Figure data in JSON:

•••••

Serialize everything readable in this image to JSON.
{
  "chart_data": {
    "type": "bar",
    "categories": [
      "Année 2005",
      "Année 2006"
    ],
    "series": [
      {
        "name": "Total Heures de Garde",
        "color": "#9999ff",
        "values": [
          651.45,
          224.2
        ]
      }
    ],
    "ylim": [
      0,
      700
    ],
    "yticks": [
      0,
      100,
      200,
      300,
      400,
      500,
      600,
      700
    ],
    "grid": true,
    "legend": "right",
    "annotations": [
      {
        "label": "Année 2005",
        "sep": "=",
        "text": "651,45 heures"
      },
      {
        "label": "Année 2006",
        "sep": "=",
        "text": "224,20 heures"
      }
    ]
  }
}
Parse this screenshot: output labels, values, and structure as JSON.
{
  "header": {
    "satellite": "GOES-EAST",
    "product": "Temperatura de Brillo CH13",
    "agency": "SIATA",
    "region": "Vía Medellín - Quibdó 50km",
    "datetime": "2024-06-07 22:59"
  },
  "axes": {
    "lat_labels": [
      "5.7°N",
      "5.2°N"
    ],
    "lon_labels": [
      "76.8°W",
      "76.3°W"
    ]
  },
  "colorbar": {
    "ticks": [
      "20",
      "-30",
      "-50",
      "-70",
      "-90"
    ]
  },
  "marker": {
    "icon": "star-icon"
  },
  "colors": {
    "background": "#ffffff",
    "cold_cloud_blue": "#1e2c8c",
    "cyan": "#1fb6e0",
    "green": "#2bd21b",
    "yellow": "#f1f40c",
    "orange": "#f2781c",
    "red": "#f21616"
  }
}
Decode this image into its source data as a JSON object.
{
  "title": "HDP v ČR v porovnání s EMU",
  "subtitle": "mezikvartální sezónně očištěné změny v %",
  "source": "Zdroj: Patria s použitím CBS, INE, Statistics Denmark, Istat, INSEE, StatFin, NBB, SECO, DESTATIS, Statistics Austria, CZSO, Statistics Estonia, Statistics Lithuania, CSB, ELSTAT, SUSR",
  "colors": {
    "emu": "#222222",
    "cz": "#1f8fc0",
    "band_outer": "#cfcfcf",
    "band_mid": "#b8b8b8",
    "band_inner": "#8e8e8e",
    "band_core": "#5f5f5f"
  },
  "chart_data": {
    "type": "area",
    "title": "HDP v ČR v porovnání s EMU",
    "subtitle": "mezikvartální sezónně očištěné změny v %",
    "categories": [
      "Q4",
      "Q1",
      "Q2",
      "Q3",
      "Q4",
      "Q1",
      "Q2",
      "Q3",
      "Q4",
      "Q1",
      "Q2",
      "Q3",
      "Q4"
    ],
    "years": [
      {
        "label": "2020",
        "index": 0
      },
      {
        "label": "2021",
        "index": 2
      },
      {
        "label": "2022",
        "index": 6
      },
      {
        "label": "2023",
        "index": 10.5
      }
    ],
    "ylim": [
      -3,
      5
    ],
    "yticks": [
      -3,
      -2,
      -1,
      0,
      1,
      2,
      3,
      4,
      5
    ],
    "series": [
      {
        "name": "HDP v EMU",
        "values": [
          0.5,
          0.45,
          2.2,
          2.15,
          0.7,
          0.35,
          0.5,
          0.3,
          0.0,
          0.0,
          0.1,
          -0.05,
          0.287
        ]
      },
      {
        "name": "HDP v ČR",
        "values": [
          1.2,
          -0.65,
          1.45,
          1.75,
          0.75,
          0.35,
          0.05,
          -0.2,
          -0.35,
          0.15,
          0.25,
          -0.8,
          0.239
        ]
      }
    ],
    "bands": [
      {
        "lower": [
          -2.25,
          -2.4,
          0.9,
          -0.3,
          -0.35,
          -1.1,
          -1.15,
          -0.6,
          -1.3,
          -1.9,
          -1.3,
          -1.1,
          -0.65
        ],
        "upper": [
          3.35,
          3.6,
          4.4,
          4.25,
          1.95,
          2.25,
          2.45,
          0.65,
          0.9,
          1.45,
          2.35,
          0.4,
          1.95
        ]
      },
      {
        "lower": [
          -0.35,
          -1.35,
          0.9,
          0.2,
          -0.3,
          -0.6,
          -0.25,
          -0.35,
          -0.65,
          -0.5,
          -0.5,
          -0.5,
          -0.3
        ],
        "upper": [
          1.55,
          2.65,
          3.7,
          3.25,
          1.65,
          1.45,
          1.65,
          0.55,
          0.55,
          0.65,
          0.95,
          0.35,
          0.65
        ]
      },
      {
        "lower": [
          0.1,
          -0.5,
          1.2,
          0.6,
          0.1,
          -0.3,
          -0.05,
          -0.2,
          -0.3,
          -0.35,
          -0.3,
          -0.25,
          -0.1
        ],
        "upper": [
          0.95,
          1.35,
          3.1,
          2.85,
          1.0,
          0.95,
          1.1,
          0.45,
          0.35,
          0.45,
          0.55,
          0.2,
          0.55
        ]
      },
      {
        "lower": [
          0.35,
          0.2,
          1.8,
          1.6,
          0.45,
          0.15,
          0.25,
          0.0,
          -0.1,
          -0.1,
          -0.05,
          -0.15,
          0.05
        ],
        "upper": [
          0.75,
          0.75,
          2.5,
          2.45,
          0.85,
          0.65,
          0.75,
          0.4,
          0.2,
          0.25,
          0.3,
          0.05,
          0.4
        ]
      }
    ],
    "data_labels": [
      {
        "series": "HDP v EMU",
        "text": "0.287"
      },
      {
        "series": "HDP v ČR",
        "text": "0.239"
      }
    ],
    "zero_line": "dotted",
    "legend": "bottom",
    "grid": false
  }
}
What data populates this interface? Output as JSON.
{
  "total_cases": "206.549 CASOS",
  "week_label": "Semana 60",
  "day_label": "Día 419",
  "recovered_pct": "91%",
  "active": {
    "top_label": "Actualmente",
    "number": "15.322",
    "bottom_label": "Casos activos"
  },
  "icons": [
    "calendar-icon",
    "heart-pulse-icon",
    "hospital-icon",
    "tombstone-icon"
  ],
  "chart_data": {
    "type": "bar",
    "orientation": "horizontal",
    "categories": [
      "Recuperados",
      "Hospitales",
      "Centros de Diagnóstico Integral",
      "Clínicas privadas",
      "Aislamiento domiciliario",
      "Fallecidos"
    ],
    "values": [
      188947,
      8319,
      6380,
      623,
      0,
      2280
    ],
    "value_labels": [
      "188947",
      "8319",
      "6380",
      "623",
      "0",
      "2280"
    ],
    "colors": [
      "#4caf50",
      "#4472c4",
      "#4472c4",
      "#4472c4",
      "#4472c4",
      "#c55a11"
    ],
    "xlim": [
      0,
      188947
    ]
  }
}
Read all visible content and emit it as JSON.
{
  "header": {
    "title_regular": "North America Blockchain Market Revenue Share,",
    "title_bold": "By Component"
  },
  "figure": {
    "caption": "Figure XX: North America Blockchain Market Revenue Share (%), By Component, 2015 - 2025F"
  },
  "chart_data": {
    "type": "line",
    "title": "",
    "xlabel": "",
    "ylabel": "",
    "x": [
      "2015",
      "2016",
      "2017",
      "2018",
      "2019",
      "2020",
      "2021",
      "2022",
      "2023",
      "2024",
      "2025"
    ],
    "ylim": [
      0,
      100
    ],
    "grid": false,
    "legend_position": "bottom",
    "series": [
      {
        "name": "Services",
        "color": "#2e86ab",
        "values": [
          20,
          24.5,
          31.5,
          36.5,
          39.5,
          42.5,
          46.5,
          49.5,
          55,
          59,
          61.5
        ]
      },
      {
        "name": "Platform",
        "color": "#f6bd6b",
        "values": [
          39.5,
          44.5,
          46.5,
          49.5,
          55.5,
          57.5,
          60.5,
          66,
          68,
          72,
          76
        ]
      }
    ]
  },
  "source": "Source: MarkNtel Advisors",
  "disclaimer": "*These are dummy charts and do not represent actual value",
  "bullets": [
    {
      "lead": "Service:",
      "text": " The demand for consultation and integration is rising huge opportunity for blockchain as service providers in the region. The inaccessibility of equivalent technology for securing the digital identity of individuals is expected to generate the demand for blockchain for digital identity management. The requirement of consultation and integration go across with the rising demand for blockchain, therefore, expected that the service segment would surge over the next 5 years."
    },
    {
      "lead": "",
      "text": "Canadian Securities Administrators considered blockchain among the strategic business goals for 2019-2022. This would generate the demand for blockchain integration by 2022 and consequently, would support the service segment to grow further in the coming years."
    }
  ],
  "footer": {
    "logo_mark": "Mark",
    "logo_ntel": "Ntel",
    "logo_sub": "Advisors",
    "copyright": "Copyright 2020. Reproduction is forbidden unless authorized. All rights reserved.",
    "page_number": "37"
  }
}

•••••

Which lines include "Share"? Copy each of them out.

    "title_regular": "North America Blockchain Market Revenue Share,",
    "caption": "Figure XX: North America Blockchain Market Revenue Share (%), By Component, 2015 - 2025F"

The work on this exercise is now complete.